--- start Information shown ---

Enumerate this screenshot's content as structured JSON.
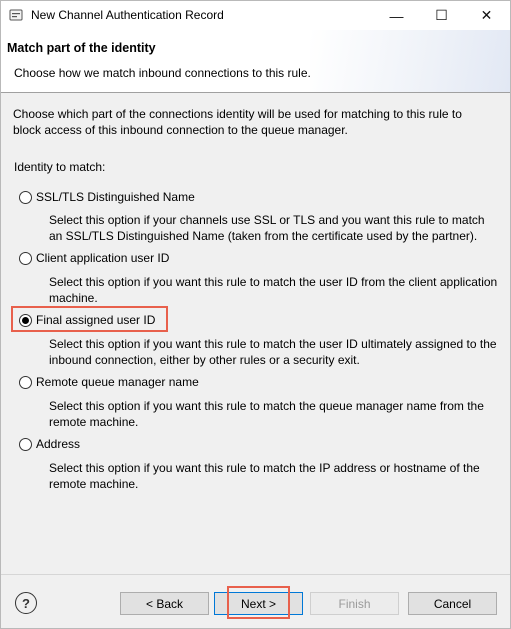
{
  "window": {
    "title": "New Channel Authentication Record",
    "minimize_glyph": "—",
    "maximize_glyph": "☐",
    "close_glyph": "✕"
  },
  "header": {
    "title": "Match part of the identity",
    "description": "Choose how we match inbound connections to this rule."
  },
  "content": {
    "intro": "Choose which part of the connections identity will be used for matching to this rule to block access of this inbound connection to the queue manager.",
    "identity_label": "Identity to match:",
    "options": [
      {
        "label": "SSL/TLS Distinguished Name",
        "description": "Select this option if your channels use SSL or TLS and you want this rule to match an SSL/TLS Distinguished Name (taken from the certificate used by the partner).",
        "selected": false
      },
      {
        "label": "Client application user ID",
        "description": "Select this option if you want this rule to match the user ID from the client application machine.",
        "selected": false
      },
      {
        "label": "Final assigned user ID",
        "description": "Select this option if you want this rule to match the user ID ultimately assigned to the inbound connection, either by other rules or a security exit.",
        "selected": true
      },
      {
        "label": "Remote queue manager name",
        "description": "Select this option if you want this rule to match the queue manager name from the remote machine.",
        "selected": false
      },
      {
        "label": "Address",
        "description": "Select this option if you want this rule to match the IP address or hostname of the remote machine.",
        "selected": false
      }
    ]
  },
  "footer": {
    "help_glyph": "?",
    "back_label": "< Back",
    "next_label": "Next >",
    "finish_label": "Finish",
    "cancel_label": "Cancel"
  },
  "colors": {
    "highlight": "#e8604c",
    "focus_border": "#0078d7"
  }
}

--- end Information shown ---

### Required task
Copy each line above that contains the word "content".

### Completed task
Enumerate this screenshot's content as structured JSON.
  "content": {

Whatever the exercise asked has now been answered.